**Instruction 1**
In the post on why entrepreneurs don't connect their vision to their financial information, copy the passage from "I should clarify" to "moving toward it." word for word.
**Instruction 2**
Shorten the paragraph beginning "So there is a gap" in the post on entrepreneurs and financial information, keeping its main points.
**Instruction 3**
Write the next few sentences of the post on entrepreneurs and financial information, picking up after its final sentence.

Start of Text to read

Original Post By Micky Deming
Why don’t entrepreneurs connect their vision to their financial information?
I should clarify what I mean. From experience, it seems like the majority of small business owners have a vision. They want something and are moving toward it.
These same entrepreneurs get financial reports every month (at best) and typically don’t get much from these except an affirmation that things are still operating.
I believe the reason why is because financial information is too complicated. I don’t mean it’s too difficult to understand. I just mean what comes back to the business owner often looks like this:
It’s just a bunch of numbers, and none of them stand out or have any real meaning. And they are looking at the past, which you can’t do anything about.
So there is a gap. There is a vision for something you want. And there are financial reports that have very little impact on that vision. So they entrepreneur is left working very hard to grow, but not really having a great understanding of what it will take to get there.

End of Text to read
Start of Record extracts

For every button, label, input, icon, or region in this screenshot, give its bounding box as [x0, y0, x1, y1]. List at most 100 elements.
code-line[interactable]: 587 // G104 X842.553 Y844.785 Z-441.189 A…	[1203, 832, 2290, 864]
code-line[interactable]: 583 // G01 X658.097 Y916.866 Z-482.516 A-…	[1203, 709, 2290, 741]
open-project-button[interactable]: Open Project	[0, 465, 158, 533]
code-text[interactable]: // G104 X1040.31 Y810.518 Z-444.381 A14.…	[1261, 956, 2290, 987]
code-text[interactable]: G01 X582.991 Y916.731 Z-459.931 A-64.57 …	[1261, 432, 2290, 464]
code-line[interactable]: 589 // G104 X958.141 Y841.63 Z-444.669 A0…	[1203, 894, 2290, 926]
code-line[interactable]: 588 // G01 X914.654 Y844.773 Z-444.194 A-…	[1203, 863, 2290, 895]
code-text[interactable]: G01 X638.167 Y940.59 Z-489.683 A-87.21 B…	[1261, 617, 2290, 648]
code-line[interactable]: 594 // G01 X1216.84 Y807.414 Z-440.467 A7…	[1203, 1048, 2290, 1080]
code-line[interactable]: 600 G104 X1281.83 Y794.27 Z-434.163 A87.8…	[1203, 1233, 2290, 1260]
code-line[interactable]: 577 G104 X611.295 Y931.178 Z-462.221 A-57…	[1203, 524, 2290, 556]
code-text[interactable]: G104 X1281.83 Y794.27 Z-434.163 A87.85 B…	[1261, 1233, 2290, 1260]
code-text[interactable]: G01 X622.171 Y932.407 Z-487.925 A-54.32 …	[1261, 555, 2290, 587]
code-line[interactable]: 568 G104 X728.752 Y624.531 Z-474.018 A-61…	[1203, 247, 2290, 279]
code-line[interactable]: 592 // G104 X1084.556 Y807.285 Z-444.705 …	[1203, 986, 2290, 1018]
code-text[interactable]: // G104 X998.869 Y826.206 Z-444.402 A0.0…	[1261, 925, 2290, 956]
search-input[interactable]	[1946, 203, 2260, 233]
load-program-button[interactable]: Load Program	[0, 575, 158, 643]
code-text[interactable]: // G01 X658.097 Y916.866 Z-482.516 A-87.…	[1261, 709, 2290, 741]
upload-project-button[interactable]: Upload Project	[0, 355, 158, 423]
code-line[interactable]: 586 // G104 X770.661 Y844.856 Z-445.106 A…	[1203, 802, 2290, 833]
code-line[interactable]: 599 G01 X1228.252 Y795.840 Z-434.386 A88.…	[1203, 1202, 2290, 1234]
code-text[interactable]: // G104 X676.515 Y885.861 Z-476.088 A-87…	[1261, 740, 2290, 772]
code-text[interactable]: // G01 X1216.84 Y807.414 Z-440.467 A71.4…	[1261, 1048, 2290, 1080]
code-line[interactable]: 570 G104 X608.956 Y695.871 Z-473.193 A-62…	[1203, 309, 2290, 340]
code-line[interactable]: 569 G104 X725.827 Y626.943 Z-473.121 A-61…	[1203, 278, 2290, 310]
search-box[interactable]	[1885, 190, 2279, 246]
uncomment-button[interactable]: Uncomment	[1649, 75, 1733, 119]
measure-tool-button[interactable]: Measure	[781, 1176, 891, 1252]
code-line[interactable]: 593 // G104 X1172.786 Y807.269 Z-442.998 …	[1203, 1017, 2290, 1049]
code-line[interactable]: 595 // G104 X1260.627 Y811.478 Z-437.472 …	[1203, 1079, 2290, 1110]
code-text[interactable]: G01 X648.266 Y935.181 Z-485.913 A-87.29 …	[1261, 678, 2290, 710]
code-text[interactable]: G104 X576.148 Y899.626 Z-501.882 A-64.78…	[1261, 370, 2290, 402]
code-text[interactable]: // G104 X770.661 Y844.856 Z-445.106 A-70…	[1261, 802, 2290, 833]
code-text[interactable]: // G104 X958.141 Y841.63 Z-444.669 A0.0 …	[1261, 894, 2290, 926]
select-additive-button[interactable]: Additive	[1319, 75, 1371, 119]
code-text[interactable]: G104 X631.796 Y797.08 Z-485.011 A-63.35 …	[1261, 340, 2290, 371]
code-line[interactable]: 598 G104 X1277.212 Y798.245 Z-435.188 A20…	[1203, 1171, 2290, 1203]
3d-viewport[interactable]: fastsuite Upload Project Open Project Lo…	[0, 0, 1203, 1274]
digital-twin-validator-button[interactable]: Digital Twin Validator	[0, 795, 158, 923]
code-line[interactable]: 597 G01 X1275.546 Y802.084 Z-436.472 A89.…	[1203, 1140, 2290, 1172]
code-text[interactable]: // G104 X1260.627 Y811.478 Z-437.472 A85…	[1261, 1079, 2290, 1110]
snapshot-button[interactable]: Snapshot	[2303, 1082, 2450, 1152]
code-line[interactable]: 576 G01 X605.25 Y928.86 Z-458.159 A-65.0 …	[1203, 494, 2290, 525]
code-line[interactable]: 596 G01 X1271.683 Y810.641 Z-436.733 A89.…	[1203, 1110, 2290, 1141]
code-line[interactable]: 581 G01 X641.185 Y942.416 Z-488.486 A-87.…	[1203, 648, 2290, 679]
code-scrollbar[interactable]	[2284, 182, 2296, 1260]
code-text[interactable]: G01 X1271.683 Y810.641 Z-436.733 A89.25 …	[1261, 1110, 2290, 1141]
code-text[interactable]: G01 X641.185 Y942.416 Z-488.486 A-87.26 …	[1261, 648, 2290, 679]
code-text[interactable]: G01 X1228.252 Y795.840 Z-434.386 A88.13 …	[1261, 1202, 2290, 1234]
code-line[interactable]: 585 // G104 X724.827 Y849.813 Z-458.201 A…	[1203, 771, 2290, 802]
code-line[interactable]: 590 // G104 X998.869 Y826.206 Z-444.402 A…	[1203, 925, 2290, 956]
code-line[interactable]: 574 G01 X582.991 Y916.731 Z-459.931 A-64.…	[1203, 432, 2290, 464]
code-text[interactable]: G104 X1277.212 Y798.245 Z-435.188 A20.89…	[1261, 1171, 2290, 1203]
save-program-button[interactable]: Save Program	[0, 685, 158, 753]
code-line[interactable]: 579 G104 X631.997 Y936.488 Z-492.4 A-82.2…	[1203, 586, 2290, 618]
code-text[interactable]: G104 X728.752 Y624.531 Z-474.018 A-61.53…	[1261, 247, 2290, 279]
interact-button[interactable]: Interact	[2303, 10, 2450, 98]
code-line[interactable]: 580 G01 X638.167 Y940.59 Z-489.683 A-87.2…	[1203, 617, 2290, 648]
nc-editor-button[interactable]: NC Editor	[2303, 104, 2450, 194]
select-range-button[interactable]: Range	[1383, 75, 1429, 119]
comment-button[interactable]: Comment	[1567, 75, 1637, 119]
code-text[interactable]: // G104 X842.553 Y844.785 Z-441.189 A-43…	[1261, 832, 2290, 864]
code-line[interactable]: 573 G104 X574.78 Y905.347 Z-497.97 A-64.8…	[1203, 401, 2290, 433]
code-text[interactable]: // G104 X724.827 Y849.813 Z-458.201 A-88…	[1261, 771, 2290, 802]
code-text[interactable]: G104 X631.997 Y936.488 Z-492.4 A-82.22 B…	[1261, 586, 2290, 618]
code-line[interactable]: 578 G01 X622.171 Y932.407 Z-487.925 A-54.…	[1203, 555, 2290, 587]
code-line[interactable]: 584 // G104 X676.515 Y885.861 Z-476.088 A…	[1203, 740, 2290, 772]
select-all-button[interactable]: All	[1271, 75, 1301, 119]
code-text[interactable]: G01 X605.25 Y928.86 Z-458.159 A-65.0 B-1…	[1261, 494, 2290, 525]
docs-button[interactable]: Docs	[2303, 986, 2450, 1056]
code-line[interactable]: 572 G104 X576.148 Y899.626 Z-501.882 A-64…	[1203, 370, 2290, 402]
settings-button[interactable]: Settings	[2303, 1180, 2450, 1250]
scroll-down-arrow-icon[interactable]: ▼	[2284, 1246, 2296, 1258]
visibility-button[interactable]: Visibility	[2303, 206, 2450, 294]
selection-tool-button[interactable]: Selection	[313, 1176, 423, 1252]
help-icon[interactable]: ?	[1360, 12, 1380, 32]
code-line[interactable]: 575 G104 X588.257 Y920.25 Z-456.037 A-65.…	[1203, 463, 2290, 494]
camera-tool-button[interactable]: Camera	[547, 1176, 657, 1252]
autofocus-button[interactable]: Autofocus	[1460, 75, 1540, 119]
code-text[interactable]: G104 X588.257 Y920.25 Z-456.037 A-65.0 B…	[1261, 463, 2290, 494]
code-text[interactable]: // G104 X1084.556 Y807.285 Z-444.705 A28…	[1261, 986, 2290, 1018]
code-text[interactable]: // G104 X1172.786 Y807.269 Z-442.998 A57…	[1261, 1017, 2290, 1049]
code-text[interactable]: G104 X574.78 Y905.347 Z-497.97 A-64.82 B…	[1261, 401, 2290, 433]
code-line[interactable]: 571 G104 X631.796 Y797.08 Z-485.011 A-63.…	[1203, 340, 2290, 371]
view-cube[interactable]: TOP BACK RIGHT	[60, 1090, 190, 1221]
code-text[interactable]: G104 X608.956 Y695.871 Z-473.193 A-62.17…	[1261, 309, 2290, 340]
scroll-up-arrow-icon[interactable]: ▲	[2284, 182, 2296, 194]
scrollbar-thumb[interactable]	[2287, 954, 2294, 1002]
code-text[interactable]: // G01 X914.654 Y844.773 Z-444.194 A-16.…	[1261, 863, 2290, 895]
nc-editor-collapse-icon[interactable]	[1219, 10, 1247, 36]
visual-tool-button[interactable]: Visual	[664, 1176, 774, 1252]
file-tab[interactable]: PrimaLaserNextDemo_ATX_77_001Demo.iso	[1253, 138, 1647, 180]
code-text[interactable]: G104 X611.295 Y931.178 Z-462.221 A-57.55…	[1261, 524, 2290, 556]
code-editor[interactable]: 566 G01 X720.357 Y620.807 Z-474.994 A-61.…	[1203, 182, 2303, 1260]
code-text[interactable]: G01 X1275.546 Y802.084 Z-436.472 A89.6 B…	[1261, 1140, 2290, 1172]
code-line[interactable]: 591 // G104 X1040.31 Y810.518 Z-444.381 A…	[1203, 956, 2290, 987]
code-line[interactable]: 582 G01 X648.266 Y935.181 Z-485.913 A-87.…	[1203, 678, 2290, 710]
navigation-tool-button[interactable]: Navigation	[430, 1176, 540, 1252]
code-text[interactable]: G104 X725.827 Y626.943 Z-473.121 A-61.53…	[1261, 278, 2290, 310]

End of Record extracts

**Task output 1**
I should clarify what I mean. From experience, it seems like the majority of small business owners have a vision. They want something and are moving toward it.

**Task output 2**
Entrepreneurs have a vision they want, but their financial reports do little to serve it. They work hard to grow without truly understanding what reaching that vision will take.

**Task output 3**
I believe the key to bridging this gap is to dramatically simplify.
The 80/20 rule, the law of the vital few, states that for many events roughly 80% of the effects come from 20% of the causes.
The 80/20 rule basically is saying that whatever it is you want does not depend on a million factors, but a few things that are most important.
So the key to business, and the key to financial savvy is uncovering what are those “Key Drivers” to success and then tracking them relentlessly. Here is how we break this down in our new course, DRIVE: The Entrepreneurs’ Financial Roadmap to Success.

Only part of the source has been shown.